What to produce: Transcribe the listing exactly, leaving out every picture.

──────

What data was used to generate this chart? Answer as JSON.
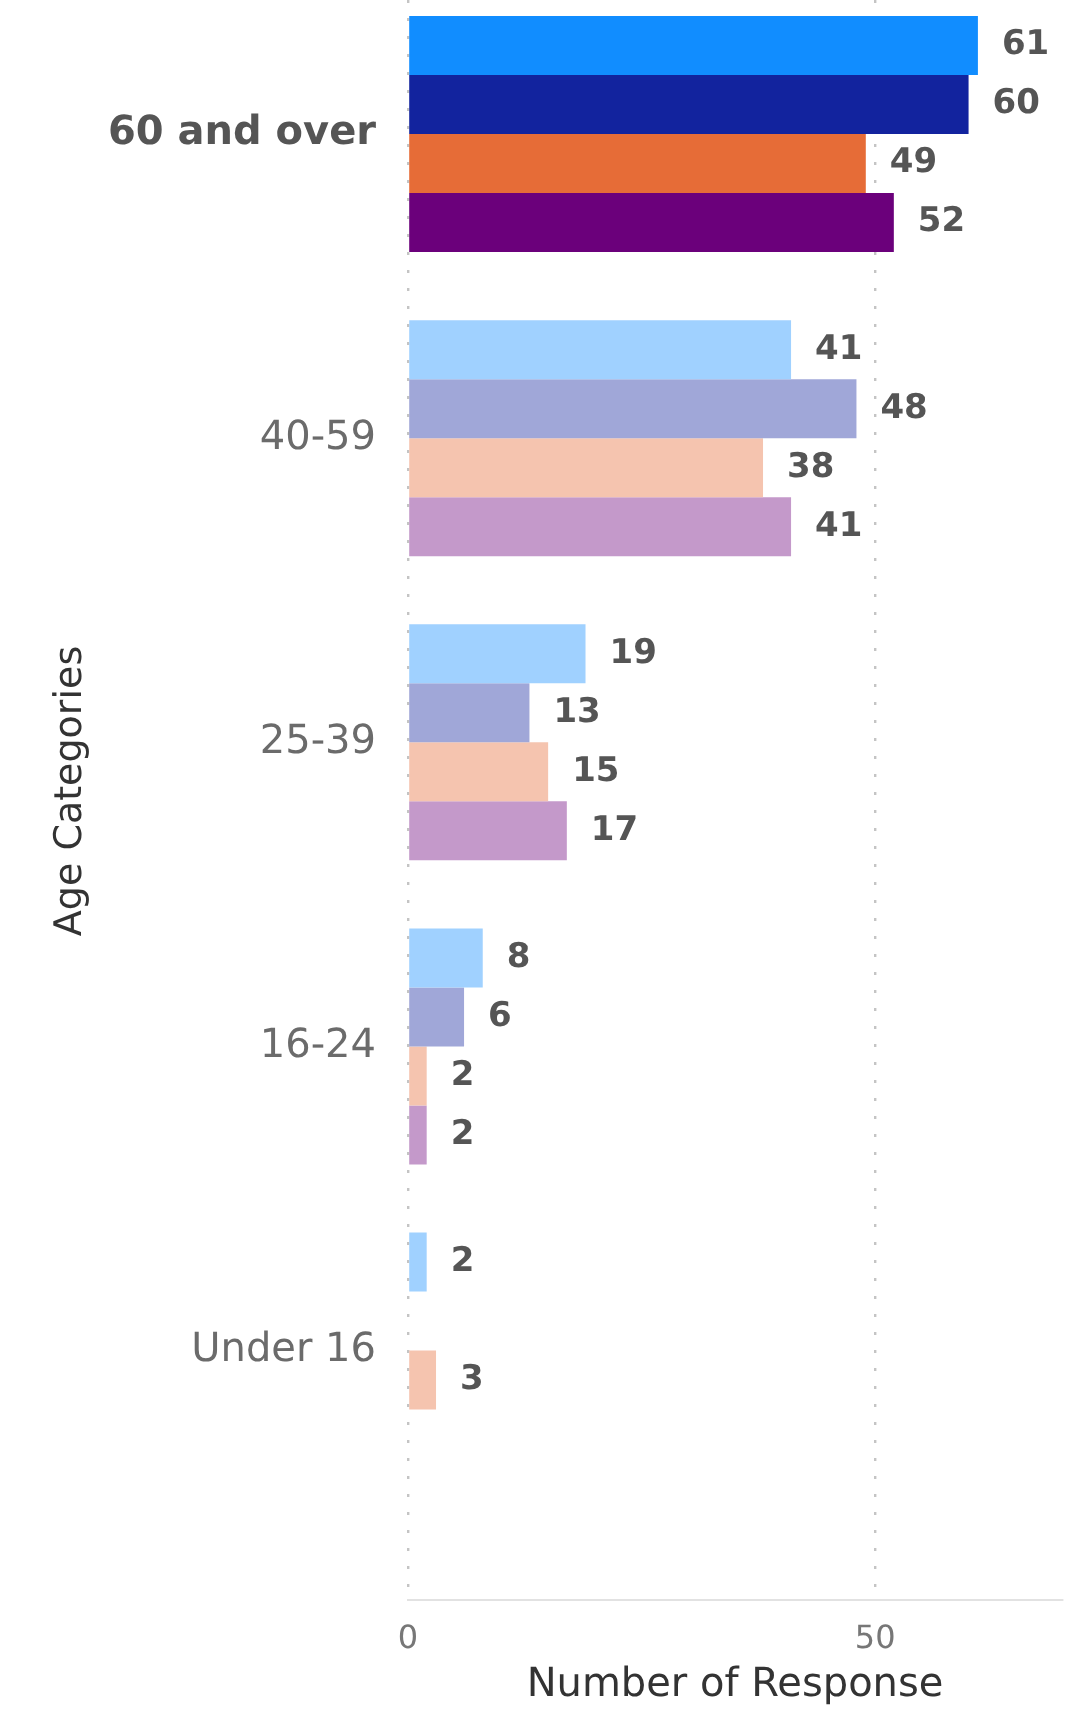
{
  "chart_data": {
    "type": "bar",
    "orientation": "horizontal",
    "xlabel": "Number of Response",
    "ylabel": "Age Categories",
    "categories": [
      "60 and over",
      "40-59",
      "25-39",
      "16-24",
      "Under 16"
    ],
    "series": [
      {
        "colors": [
          "#118dff",
          "#a0d1ff",
          "#a0d1ff",
          "#a0d1ff",
          "#a0d1ff"
        ],
        "values": [
          61,
          41,
          19,
          8,
          2
        ]
      },
      {
        "colors": [
          "#12239e",
          "#a0a7d8",
          "#a0a7d8",
          "#a0a7d8",
          "#a0a7d8"
        ],
        "values": [
          60,
          48,
          13,
          6,
          null
        ]
      },
      {
        "colors": [
          "#e66c37",
          "#f5c4af",
          "#f5c4af",
          "#f5c4af",
          "#f5c4af"
        ],
        "values": [
          49,
          38,
          15,
          2,
          3
        ]
      },
      {
        "colors": [
          "#6b007b",
          "#c499ca",
          "#c499ca",
          "#c499ca",
          "#c499ca"
        ],
        "values": [
          52,
          41,
          17,
          2,
          null
        ]
      }
    ],
    "xlim": [
      0,
      70
    ],
    "xticks": [
      0,
      50
    ],
    "grid": "x",
    "legend": false,
    "data_labels": true
  }
}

──────

Written answer:
What data was used to generate this chart? Answer as JSON.
{
  "chart_data": {
    "type": "bar",
    "orientation": "horizontal",
    "xlabel": "Number of Response",
    "ylabel": "Age Categories",
    "categories": [
      "60 and over",
      "40-59",
      "25-39",
      "16-24",
      "Under 16"
    ],
    "series": [
      {
        "colors": [
          "#118dff",
          "#a0d1ff",
          "#a0d1ff",
          "#a0d1ff",
          "#a0d1ff"
        ],
        "values": [
          61,
          41,
          19,
          8,
          2
        ]
      },
      {
        "colors": [
          "#12239e",
          "#a0a7d8",
          "#a0a7d8",
          "#a0a7d8",
          "#a0a7d8"
        ],
        "values": [
          60,
          48,
          13,
          6,
          null
        ]
      },
      {
        "colors": [
          "#e66c37",
          "#f5c4af",
          "#f5c4af",
          "#f5c4af",
          "#f5c4af"
        ],
        "values": [
          49,
          38,
          15,
          2,
          3
        ]
      },
      {
        "colors": [
          "#6b007b",
          "#c499ca",
          "#c499ca",
          "#c499ca",
          "#c499ca"
        ],
        "values": [
          52,
          41,
          17,
          2,
          null
        ]
      }
    ],
    "xlim": [
      0,
      70
    ],
    "xticks": [
      0,
      50
    ],
    "grid": "x",
    "legend": false,
    "data_labels": true
  }
}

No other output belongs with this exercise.